| EXERCISE GOAL |
Write every record out again exactly as given.

- - -

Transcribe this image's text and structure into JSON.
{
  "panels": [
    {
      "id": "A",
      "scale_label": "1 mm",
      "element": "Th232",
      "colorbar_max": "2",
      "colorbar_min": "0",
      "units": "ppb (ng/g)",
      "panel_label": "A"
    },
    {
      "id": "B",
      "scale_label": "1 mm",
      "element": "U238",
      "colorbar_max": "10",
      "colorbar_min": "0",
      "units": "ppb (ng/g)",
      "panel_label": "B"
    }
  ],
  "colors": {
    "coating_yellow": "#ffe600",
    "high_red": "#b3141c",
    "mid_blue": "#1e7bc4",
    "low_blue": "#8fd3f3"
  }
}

- - -

| TASK SOLUTION |
Transcribe this image's text and structure into JSON.
{
  "panels": [
    {
      "id": "A",
      "scale_label": "1 mm",
      "element": "Th232",
      "colorbar_max": "2",
      "colorbar_min": "0",
      "units": "ppb (ng/g)",
      "panel_label": "A"
    },
    {
      "id": "B",
      "scale_label": "1 mm",
      "element": "U238",
      "colorbar_max": "10",
      "colorbar_min": "0",
      "units": "ppb (ng/g)",
      "panel_label": "B"
    }
  ],
  "colors": {
    "coating_yellow": "#ffe600",
    "high_red": "#b3141c",
    "mid_blue": "#1e7bc4",
    "low_blue": "#8fd3f3"
  }
}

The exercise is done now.